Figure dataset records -

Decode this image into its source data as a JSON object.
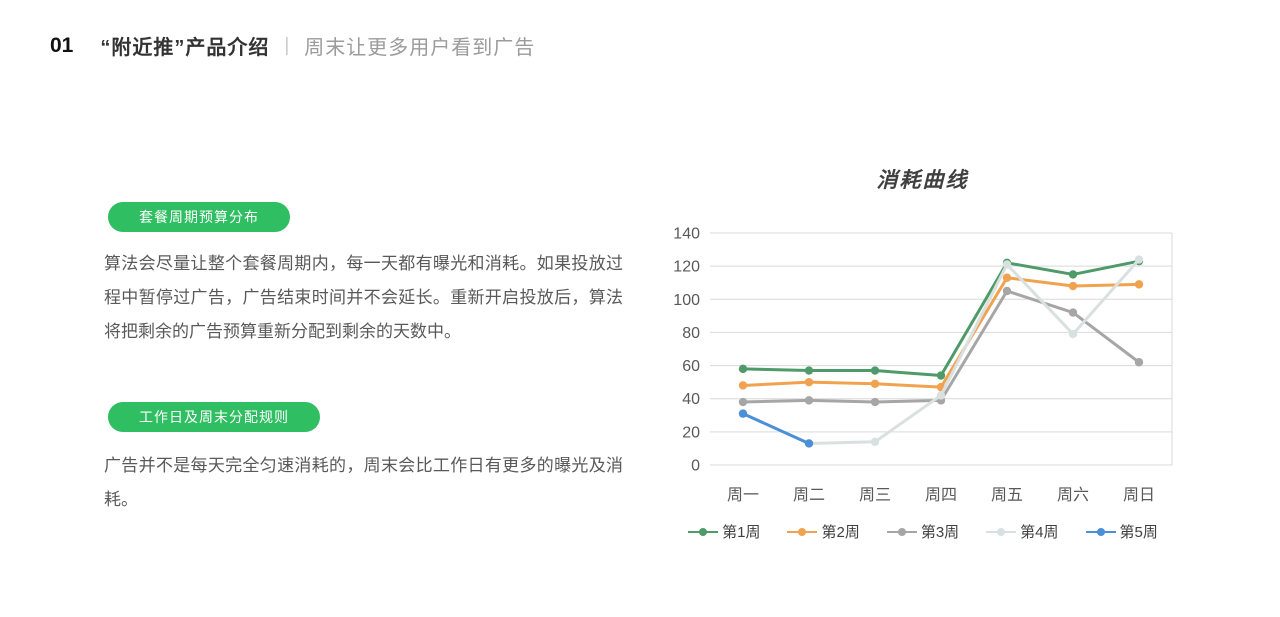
{
  "header": {
    "number": "01",
    "title": "“附近推”产品介绍",
    "divider": "|",
    "subtitle": "周末让更多用户看到广告"
  },
  "sections": [
    {
      "badge": "套餐周期预算分布",
      "body": "算法会尽量让整个套餐周期内，每一天都有曝光和消耗。如果投放过程中暂停过广告，广告结束时间并不会延长。重新开启投放后，算法将把剩余的广告预算重新分配到剩余的天数中。"
    },
    {
      "badge": "工作日及周末分配规则",
      "body": "广告并不是每天完全匀速消耗的，周末会比工作日有更多的曝光及消耗。"
    }
  ],
  "colors": {
    "badge_green": "#2fbe62",
    "grid_line": "#d9d9d9",
    "axis_label": "#595959",
    "legend_text": "#404040"
  },
  "chart_data": {
    "type": "line",
    "title": "消耗曲线",
    "categories": [
      "周一",
      "周二",
      "周三",
      "周四",
      "周五",
      "周六",
      "周日"
    ],
    "series": [
      {
        "name": "第1周",
        "color": "#4e9a68",
        "values": [
          58,
          57,
          57,
          54,
          122,
          115,
          123
        ]
      },
      {
        "name": "第2周",
        "color": "#f0a24f",
        "values": [
          48,
          50,
          49,
          47,
          113,
          108,
          109
        ]
      },
      {
        "name": "第3周",
        "color": "#a6a6a6",
        "values": [
          38,
          39,
          38,
          39,
          105,
          92,
          62
        ]
      },
      {
        "name": "第4周",
        "color": "#d9e1e0",
        "values": [
          null,
          13,
          14,
          42,
          121,
          79,
          124
        ]
      },
      {
        "name": "第5周",
        "color": "#4a8fd8",
        "values": [
          31,
          13,
          null,
          null,
          null,
          null,
          null
        ]
      }
    ],
    "ylim": [
      0,
      140
    ],
    "ytick_step": 20,
    "grid": true,
    "legend_position": "bottom"
  }
}
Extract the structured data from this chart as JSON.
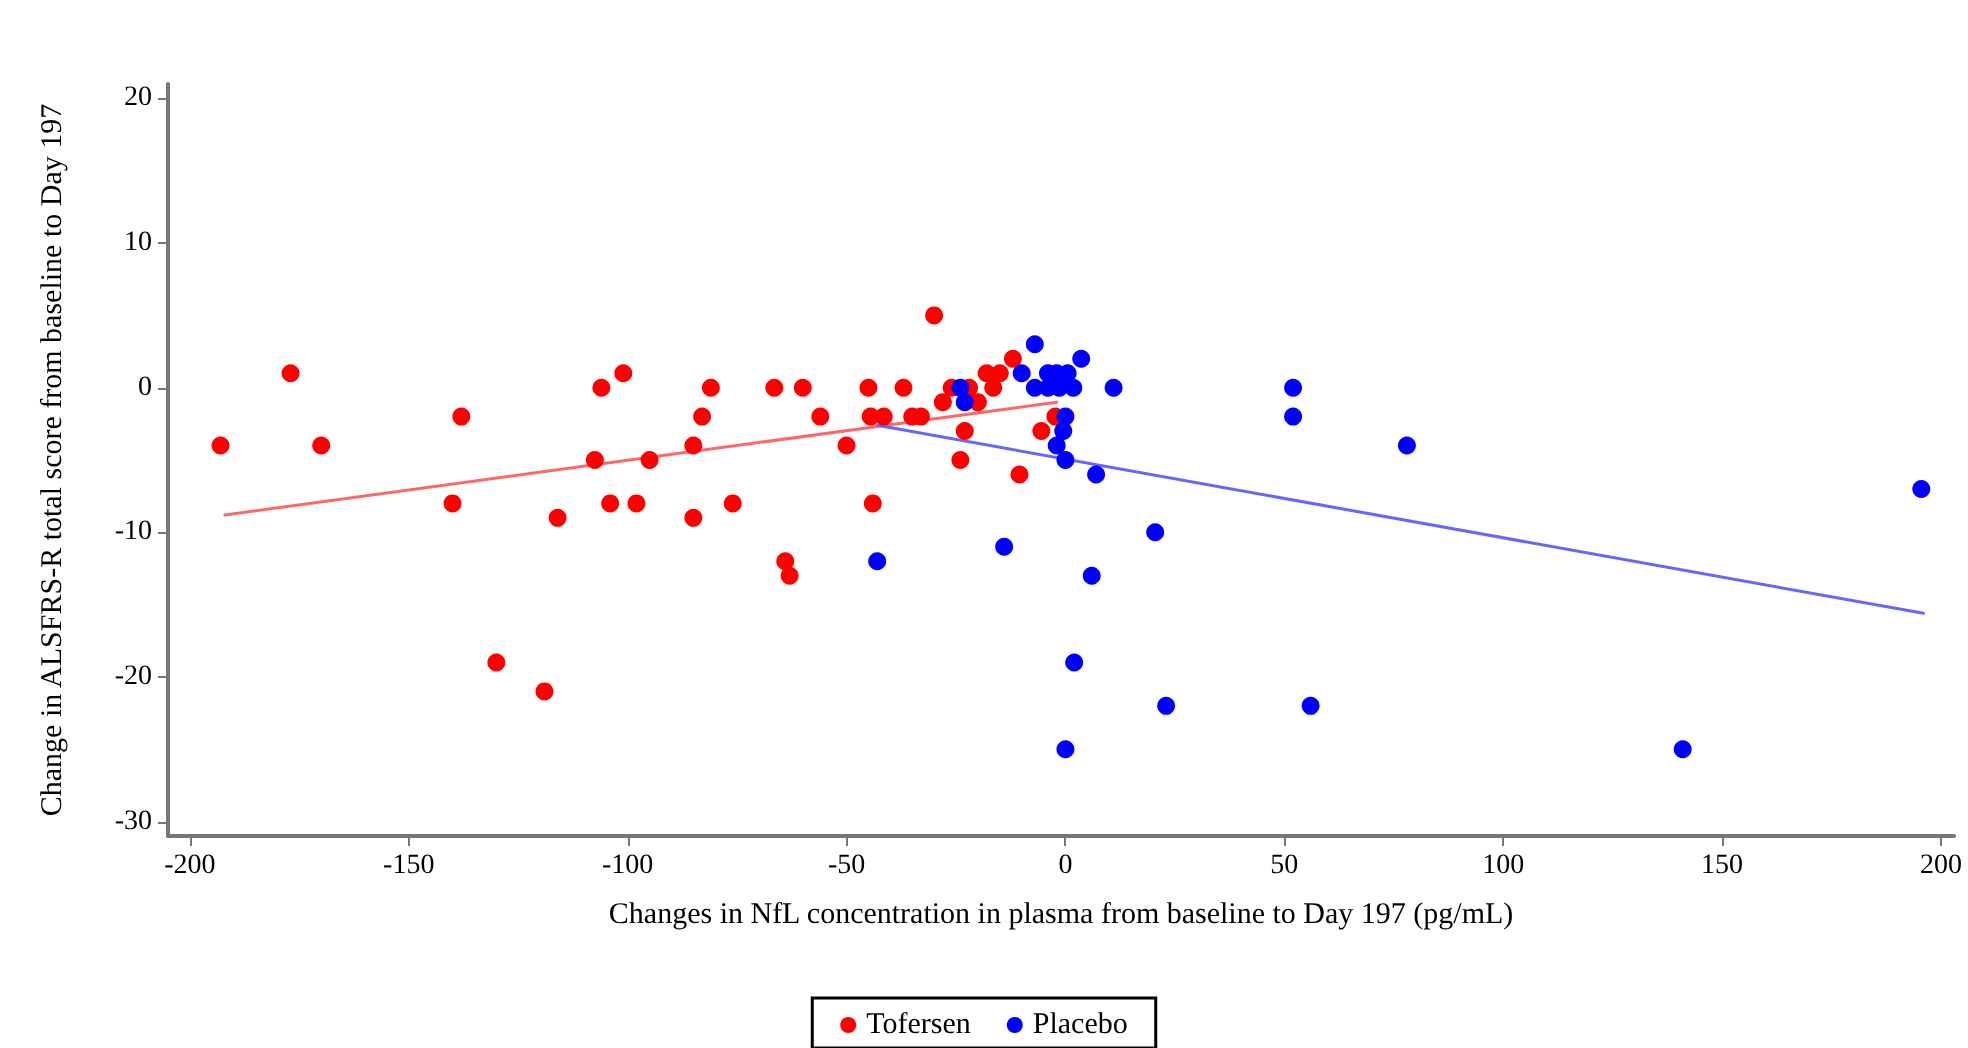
{
  "chart_data": {
    "type": "scatter",
    "xlabel": "Changes in NfL concentration in plasma from baseline to Day 197 (pg/mL)",
    "ylabel": "Change in ALSFRS-R total score from baseline to Day 197",
    "xlim": [
      -205,
      203
    ],
    "xticks": [
      -200,
      -150,
      -100,
      -50,
      0,
      50,
      100,
      150,
      200
    ],
    "ylim": [
      -31,
      21
    ],
    "yticks": [
      -30,
      -20,
      -10,
      0,
      10,
      20
    ],
    "grid": false,
    "legend": "bottom",
    "series": [
      {
        "name": "Tofersen",
        "color": "#ff0000",
        "marker": "circle",
        "x": [
          -193,
          -177,
          -170,
          -140,
          -138,
          -130,
          -119,
          -116,
          -107.5,
          -106,
          -104,
          -101,
          -98,
          -95,
          -85,
          -85,
          -83,
          -81,
          -76,
          -66.5,
          -64,
          -63,
          -60,
          -56,
          -50,
          -45,
          -44,
          -44.5,
          -41.5,
          -37,
          -35,
          -33,
          -30,
          -28,
          -26,
          -24,
          -23,
          -22,
          -20,
          -18,
          -16.5,
          -15,
          -12,
          -10.5,
          -5.5,
          -2.3
        ],
        "values": [
          -4,
          1,
          -4,
          -8,
          -2,
          -19,
          -21,
          -9,
          -5,
          0,
          -8,
          1,
          -8,
          -5,
          -4,
          -9,
          -2,
          0,
          -8,
          0,
          -12,
          -13,
          0,
          -2,
          -4,
          0,
          -8,
          -2,
          -2,
          0,
          -2,
          -2,
          5,
          -1,
          0,
          -5,
          -3,
          0,
          -1,
          1,
          0,
          1,
          2,
          -6,
          -3,
          -2
        ]
      },
      {
        "name": "Placebo",
        "color": "#0000ff",
        "marker": "circle",
        "x": [
          -43,
          -24,
          -23,
          -14,
          -10,
          -7,
          -7,
          -4,
          -4,
          -2,
          -1.4,
          0.5,
          1.8,
          0,
          -0.5,
          -2,
          0,
          3.6,
          11,
          7,
          2,
          6,
          0,
          20.5,
          23,
          52,
          52,
          78,
          195.5,
          141,
          56
        ],
        "values": [
          -12,
          0,
          -1,
          -11,
          1,
          3,
          0,
          1,
          0,
          1,
          0,
          1,
          0,
          -2,
          -3,
          -4,
          -5,
          2,
          0,
          -6,
          -19,
          -13,
          -25,
          -10,
          -22,
          0,
          -2,
          -4,
          -7,
          -25,
          -22
        ]
      },
      {
        "type": "line",
        "color": "#ff6666",
        "marker": "none",
        "x": [
          -192,
          -2
        ],
        "values": [
          -8.8,
          -1
        ]
      },
      {
        "type": "line",
        "color": "#6666ff",
        "marker": "none",
        "x": [
          -43,
          196
        ],
        "values": [
          -2.6,
          -15.6
        ]
      }
    ]
  }
}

Set task -
Each line above is to be copied verbatim. Drop any image from the copy.

Solution to this task -
Decode this image into its source data as a JSON object.
{
  "header": {
    "number": "01",
    "title": "“附近推”产品介绍",
    "divider": "|",
    "subtitle": "周末让更多用户看到广告"
  },
  "sections": [
    {
      "badge": "套餐周期预算分布",
      "body": "算法会尽量让整个套餐周期内，每一天都有曝光和消耗。如果投放过程中暂停过广告，广告结束时间并不会延长。重新开启投放后，算法将把剩余的广告预算重新分配到剩余的天数中。"
    },
    {
      "badge": "工作日及周末分配规则",
      "body": "广告并不是每天完全匀速消耗的，周末会比工作日有更多的曝光及消耗。"
    }
  ],
  "colors": {
    "badge_green": "#2fbe62",
    "grid_line": "#d9d9d9",
    "axis_label": "#595959",
    "legend_text": "#404040"
  },
  "chart_data": {
    "type": "line",
    "title": "消耗曲线",
    "categories": [
      "周一",
      "周二",
      "周三",
      "周四",
      "周五",
      "周六",
      "周日"
    ],
    "series": [
      {
        "name": "第1周",
        "color": "#4e9a68",
        "values": [
          58,
          57,
          57,
          54,
          122,
          115,
          123
        ]
      },
      {
        "name": "第2周",
        "color": "#f0a24f",
        "values": [
          48,
          50,
          49,
          47,
          113,
          108,
          109
        ]
      },
      {
        "name": "第3周",
        "color": "#a6a6a6",
        "values": [
          38,
          39,
          38,
          39,
          105,
          92,
          62
        ]
      },
      {
        "name": "第4周",
        "color": "#d9e1e0",
        "values": [
          null,
          13,
          14,
          42,
          121,
          79,
          124
        ]
      },
      {
        "name": "第5周",
        "color": "#4a8fd8",
        "values": [
          31,
          13,
          null,
          null,
          null,
          null,
          null
        ]
      }
    ],
    "ylim": [
      0,
      140
    ],
    "ytick_step": 20,
    "grid": true,
    "legend_position": "bottom"
  }
}
Extract the structured data from this chart as JSON.
{
  "chart_data": {
    "type": "scatter",
    "xlabel": "Changes in NfL concentration in plasma from baseline to Day 197 (pg/mL)",
    "ylabel": "Change in ALSFRS-R total score from baseline to Day 197",
    "xlim": [
      -205,
      203
    ],
    "xticks": [
      -200,
      -150,
      -100,
      -50,
      0,
      50,
      100,
      150,
      200
    ],
    "ylim": [
      -31,
      21
    ],
    "yticks": [
      -30,
      -20,
      -10,
      0,
      10,
      20
    ],
    "grid": false,
    "legend": "bottom",
    "series": [
      {
        "name": "Tofersen",
        "color": "#ff0000",
        "marker": "circle",
        "x": [
          -193,
          -177,
          -170,
          -140,
          -138,
          -130,
          -119,
          -116,
          -107.5,
          -106,
          -104,
          -101,
          -98,
          -95,
          -85,
          -85,
          -83,
          -81,
          -76,
          -66.5,
          -64,
          -63,
          -60,
          -56,
          -50,
          -45,
          -44,
          -44.5,
          -41.5,
          -37,
          -35,
          -33,
          -30,
          -28,
          -26,
          -24,
          -23,
          -22,
          -20,
          -18,
          -16.5,
          -15,
          -12,
          -10.5,
          -5.5,
          -2.3
        ],
        "values": [
          -4,
          1,
          -4,
          -8,
          -2,
          -19,
          -21,
          -9,
          -5,
          0,
          -8,
          1,
          -8,
          -5,
          -4,
          -9,
          -2,
          0,
          -8,
          0,
          -12,
          -13,
          0,
          -2,
          -4,
          0,
          -8,
          -2,
          -2,
          0,
          -2,
          -2,
          5,
          -1,
          0,
          -5,
          -3,
          0,
          -1,
          1,
          0,
          1,
          2,
          -6,
          -3,
          -2
        ]
      },
      {
        "name": "Placebo",
        "color": "#0000ff",
        "marker": "circle",
        "x": [
          -43,
          -24,
          -23,
          -14,
          -10,
          -7,
          -7,
          -4,
          -4,
          -2,
          -1.4,
          0.5,
          1.8,
          0,
          -0.5,
          -2,
          0,
          3.6,
          11,
          7,
          2,
          6,
          0,
          20.5,
          23,
          52,
          52,
          78,
          195.5,
          141,
          56
        ],
        "values": [
          -12,
          0,
          -1,
          -11,
          1,
          3,
          0,
          1,
          0,
          1,
          0,
          1,
          0,
          -2,
          -3,
          -4,
          -5,
          2,
          0,
          -6,
          -19,
          -13,
          -25,
          -10,
          -22,
          0,
          -2,
          -4,
          -7,
          -25,
          -22
        ]
      },
      {
        "type": "line",
        "color": "#ff6666",
        "marker": "none",
        "x": [
          -192,
          -2
        ],
        "values": [
          -8.8,
          -1
        ]
      },
      {
        "type": "line",
        "color": "#6666ff",
        "marker": "none",
        "x": [
          -43,
          196
        ],
        "values": [
          -2.6,
          -15.6
        ]
      }
    ]
  }
}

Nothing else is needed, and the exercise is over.